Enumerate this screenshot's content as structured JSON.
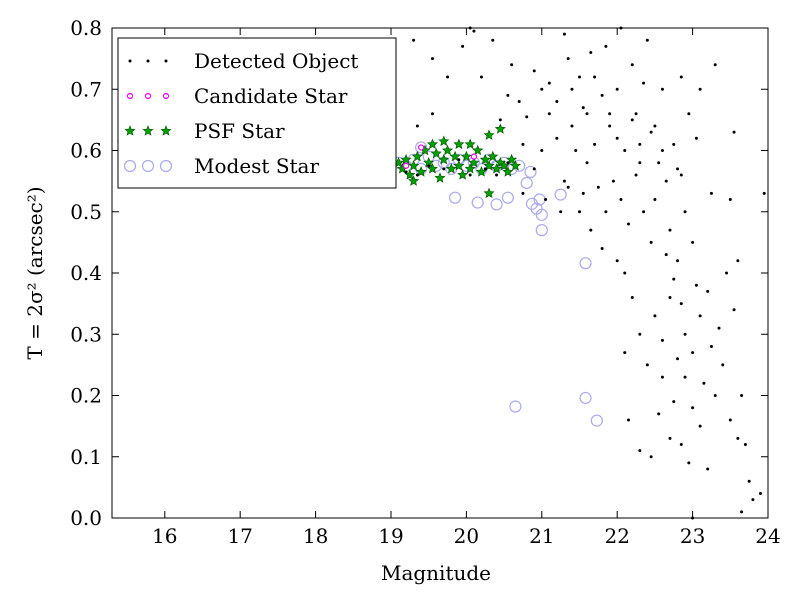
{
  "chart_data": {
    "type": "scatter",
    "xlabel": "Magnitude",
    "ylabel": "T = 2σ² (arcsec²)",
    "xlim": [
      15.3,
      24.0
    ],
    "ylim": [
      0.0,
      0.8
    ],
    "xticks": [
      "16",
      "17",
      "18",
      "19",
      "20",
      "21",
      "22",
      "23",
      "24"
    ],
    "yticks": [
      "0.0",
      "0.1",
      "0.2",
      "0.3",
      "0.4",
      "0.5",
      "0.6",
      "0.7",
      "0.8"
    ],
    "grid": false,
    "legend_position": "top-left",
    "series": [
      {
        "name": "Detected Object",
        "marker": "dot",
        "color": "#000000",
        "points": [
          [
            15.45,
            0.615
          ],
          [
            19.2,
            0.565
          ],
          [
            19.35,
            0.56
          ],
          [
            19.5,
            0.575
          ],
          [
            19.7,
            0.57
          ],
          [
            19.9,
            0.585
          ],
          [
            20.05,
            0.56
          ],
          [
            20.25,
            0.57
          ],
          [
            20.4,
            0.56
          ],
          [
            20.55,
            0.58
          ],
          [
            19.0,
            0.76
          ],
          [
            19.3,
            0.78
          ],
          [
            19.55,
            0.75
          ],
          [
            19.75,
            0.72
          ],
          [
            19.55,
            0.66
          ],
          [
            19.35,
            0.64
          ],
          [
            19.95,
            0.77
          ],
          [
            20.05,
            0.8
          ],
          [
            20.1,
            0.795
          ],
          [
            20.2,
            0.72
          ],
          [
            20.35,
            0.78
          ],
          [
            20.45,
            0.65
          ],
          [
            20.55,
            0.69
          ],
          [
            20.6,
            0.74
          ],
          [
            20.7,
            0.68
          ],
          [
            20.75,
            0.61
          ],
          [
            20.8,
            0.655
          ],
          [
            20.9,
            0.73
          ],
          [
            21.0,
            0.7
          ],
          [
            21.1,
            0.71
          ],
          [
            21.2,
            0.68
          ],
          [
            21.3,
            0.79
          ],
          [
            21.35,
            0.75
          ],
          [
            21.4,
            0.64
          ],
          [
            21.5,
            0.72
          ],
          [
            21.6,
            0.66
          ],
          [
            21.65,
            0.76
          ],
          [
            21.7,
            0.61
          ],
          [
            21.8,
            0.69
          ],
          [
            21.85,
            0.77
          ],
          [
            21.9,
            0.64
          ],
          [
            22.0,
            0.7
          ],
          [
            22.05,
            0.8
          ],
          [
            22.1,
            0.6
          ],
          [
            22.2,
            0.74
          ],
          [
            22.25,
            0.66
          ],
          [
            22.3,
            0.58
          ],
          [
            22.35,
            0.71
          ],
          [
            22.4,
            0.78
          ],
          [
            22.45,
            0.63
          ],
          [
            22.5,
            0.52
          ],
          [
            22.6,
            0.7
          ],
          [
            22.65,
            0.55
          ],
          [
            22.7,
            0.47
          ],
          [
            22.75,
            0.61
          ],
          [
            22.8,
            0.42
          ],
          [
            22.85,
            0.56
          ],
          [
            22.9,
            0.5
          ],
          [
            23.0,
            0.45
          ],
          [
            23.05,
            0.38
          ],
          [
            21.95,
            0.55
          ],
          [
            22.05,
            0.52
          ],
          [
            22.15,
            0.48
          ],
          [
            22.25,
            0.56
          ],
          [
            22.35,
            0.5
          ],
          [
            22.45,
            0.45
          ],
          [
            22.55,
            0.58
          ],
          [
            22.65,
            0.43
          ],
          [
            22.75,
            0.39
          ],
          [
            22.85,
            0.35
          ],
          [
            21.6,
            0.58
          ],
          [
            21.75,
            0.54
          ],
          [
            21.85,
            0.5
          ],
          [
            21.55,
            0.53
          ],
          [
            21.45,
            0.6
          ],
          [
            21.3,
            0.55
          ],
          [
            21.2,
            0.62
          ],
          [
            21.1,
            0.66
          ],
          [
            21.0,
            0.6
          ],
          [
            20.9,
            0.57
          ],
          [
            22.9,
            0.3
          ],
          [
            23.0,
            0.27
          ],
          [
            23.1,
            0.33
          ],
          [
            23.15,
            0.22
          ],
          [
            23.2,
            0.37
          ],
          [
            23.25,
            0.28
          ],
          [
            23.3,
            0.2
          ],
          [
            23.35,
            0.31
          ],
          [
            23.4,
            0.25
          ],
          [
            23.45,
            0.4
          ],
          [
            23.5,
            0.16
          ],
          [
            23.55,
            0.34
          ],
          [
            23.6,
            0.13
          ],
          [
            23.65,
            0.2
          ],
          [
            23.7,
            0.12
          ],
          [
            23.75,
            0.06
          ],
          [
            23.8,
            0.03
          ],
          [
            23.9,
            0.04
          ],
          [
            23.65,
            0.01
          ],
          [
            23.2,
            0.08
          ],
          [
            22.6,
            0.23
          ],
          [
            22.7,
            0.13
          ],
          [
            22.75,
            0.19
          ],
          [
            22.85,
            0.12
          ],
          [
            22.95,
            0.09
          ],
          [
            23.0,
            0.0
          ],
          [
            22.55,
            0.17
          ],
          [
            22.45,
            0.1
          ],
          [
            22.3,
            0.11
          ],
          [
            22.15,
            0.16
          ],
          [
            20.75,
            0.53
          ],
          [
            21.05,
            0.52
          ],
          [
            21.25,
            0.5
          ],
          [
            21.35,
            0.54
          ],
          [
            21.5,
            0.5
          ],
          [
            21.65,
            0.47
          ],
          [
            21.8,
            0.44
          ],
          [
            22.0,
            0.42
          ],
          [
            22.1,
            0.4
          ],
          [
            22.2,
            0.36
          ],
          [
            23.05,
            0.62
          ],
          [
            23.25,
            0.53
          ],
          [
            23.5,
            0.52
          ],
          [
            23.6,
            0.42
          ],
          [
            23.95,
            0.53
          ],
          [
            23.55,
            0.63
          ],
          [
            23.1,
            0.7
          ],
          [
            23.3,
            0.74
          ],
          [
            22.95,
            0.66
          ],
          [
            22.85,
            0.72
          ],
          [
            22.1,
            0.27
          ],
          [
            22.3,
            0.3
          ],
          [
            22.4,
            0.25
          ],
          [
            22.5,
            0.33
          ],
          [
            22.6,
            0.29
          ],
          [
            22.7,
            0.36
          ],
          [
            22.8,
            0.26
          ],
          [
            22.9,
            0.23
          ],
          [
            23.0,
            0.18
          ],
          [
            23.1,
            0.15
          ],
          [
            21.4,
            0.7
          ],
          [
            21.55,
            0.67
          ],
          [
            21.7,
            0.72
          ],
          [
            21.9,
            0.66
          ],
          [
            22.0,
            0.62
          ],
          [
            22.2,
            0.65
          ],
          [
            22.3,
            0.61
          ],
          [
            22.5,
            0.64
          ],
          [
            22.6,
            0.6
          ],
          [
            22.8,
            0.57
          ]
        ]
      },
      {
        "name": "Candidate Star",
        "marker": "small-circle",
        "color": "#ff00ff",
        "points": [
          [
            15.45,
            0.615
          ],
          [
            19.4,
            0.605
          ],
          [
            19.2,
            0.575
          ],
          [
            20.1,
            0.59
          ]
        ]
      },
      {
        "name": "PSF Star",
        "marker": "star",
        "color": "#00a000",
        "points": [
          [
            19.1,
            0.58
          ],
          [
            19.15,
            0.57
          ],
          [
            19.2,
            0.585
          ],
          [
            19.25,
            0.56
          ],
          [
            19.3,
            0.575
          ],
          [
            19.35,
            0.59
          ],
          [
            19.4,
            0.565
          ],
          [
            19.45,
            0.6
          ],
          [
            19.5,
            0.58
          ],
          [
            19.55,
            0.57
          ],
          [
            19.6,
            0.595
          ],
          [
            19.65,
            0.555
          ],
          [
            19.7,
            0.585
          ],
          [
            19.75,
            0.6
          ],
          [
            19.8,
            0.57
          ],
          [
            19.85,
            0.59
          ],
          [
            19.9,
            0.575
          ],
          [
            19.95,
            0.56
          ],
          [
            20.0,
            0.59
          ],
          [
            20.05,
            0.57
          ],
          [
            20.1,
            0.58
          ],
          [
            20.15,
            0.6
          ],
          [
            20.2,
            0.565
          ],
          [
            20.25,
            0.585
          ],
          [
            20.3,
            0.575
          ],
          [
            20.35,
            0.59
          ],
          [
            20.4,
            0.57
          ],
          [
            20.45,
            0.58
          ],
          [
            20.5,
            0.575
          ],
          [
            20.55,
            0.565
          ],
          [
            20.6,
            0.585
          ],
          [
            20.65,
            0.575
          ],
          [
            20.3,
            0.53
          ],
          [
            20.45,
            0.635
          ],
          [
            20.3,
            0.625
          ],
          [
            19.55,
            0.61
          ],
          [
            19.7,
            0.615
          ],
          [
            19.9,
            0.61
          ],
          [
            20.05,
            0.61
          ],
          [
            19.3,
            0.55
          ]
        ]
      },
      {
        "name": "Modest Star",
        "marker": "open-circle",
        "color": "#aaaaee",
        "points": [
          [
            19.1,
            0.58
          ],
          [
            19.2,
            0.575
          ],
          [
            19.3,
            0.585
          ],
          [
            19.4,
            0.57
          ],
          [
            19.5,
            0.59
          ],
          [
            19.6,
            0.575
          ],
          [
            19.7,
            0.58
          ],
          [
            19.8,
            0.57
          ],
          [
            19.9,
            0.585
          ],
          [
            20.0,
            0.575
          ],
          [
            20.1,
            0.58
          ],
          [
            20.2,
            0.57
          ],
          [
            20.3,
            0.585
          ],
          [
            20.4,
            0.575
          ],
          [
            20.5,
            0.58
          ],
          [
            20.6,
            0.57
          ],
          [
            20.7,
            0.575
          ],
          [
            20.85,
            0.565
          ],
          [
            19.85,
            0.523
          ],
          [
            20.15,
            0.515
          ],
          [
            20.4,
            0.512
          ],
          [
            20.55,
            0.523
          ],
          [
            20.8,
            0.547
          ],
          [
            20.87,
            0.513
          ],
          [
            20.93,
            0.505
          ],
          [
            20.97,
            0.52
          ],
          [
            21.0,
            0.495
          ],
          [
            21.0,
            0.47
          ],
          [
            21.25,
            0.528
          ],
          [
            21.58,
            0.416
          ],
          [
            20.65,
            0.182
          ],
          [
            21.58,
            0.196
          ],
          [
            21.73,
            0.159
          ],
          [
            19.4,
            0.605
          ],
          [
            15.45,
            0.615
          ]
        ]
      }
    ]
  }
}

============

Directive: Look for "marker" and pull out every line that has it.

Response to this task:
        "marker": "dot",
        "marker": "small-circle",
        "marker": "star",
        "marker": "open-circle",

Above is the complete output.